Problem to solve
List every line below containing "étais".

Available records
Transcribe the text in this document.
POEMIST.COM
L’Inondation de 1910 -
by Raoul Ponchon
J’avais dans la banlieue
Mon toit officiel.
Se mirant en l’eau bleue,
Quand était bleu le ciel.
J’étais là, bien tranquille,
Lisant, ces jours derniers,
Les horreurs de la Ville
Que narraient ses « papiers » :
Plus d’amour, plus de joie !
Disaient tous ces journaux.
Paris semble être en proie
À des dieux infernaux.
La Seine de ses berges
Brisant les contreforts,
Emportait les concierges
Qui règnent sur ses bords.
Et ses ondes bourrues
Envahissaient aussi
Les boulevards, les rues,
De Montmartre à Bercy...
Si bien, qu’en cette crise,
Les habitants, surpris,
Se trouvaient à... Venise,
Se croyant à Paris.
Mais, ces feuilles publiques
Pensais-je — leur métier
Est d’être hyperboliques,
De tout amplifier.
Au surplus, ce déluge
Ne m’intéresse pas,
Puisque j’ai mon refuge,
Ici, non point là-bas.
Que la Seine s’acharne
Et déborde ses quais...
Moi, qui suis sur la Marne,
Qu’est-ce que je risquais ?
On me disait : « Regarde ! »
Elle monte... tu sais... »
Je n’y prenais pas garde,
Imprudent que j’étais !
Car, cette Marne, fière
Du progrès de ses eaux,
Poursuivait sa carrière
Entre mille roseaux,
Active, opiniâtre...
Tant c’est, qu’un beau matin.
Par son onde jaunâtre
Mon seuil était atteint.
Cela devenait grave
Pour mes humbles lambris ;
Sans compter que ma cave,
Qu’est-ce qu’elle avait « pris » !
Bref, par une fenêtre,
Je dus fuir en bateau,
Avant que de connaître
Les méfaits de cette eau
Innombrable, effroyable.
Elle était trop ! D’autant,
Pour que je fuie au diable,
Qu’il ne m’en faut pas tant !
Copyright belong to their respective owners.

The result
J’étais là, bien tranquille,
Imprudent que j’étais !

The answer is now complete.